● Source document

▬▬▬▬▬▬▬▬▬▬

I finally did it! I finally went to Place des Arts in Montreal. Seeing an opera for the first time had been on my bucket list for ever, and I’m eager to tell you about this surreal and sublime evening this morning as I sit here and write.
I got there early, around 5:30 p.m. It was nice outside, so I went for a walk in the area for nearly an hour before entering Puccini’s kingdom, where an expert host was talking about the opera that was about to take place before our eyes.
I was already smitten. I knew the storyline. I thought I’d forgotten the music for Cio-Cio-San, the young geisha, but I recognized the famous musical melodies from Madama Butterfly when the host played a few strains for us.

▬▬▬▬▬▬▬▬▬▬

● Material supplied
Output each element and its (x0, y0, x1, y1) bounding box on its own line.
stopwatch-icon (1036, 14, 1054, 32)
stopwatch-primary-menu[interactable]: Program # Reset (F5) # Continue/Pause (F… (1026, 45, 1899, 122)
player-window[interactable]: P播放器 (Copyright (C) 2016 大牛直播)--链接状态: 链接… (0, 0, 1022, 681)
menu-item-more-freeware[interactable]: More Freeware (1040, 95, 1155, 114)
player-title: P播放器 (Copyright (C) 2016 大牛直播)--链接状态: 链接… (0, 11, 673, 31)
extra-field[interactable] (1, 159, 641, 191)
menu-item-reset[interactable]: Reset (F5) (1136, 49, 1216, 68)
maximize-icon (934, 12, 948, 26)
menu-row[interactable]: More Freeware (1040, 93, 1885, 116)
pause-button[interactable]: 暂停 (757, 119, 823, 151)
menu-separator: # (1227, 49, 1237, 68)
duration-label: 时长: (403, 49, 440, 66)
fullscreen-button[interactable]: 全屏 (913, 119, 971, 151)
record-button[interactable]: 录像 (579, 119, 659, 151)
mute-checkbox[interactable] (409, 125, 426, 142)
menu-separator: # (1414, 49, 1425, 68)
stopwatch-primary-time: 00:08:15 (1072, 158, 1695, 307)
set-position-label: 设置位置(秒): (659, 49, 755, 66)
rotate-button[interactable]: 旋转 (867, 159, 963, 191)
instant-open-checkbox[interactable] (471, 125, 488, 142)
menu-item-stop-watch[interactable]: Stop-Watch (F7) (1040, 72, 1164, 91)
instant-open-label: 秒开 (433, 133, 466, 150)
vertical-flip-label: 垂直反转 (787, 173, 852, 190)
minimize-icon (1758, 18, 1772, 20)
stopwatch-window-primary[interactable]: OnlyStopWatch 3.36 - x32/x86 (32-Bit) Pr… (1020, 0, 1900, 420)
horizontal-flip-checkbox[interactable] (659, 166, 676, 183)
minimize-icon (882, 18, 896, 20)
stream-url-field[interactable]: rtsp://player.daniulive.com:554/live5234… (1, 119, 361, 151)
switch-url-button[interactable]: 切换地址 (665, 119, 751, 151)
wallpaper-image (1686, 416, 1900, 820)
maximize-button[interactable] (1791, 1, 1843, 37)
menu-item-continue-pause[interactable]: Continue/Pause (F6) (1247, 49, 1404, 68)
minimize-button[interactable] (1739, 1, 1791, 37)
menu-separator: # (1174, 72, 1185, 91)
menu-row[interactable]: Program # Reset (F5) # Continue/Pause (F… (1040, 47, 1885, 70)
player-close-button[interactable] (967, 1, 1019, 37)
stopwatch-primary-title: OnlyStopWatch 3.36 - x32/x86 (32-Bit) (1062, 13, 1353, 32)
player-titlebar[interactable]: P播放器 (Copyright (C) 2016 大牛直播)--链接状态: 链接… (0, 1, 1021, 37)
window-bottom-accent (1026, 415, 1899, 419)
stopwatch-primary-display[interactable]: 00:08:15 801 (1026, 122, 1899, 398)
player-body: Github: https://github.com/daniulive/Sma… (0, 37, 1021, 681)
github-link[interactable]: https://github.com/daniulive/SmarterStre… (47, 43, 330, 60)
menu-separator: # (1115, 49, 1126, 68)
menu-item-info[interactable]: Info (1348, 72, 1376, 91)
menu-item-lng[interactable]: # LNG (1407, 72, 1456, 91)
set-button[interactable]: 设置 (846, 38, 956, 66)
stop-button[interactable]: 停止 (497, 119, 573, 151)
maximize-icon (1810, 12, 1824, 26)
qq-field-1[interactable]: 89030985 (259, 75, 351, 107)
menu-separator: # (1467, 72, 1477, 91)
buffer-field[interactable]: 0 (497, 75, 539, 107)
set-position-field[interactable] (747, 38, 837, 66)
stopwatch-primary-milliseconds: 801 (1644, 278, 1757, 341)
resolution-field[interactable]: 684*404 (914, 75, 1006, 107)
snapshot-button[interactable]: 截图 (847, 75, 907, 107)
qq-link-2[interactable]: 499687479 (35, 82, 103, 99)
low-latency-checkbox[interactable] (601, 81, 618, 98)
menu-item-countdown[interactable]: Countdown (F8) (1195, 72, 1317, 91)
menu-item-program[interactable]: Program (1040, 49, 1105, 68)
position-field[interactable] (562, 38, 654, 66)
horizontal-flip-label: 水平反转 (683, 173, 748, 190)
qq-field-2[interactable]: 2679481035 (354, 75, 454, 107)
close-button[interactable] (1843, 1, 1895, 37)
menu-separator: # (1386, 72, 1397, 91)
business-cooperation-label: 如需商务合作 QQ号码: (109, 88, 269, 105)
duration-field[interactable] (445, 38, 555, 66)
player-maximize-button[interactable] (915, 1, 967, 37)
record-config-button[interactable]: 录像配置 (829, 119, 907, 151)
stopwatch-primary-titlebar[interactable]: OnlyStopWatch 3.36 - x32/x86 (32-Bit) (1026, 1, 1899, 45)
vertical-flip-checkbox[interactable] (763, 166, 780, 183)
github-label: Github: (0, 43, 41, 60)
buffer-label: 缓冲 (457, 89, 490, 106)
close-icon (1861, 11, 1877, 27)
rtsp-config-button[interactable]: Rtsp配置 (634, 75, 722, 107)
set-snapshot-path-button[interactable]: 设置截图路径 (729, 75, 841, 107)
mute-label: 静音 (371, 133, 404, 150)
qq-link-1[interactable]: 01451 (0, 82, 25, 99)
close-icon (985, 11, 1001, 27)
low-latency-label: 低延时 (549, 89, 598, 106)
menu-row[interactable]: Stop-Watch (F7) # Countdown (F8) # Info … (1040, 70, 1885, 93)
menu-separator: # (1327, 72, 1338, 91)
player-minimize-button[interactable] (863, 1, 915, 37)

▬▬▬▬▬▬▬▬▬▬

● Problems to solve
1 - List every proper name that appears in the opera account.
2 - According to the opera account, at approximately what time did the writer arrive at the venue?
3 - Proceed with the opera account, beginning after its final sentence.

● Responses
1 - Place des Arts, Montreal, Puccini, Cio-Cio-San, Madama Butterfly

2 - Around 5:30 p.m.

3 -
As a young woman, before suffering the psychological blows of a horrible husband, I adored the human voice. Pavarotti was my hero, and he was often accompanied by Plácido Domingo and José Carreras. The power of their voices transported me. I was, at the time, a young thinker with bold dreams of rewriting the world’s history. And yet it’s that very sea of possibilities that carried me into narrow streams, forcing me to swim against the current towards my true self. I was 15, the same age as Puccini’s young geisha, and even back then I loved the human voice. I knew that this voice was a hidden treasure, a volcanic eruption able to soften the most terrible sorrows. And I would eventually use that voice to come back to life.
Thirteen long years wasted in a bad marriage had deprived me of books, music and divine voices. But I wrote a new story for myself. Do, re, mi, fa, so, la, ti. I escaped and found my life again. In 1980, I was free as a bird. I was 33 and Andrea Bocelli was 22. He sang like a god and I wanted to marry him. I felt this urgency to make up for lost time, but like Mom used to say: “It’s no use crying over spilled milk.” Most importantly, I had to go back to work to feed my children. And I did, for more than 30 years, with the an authoritative baritone voice.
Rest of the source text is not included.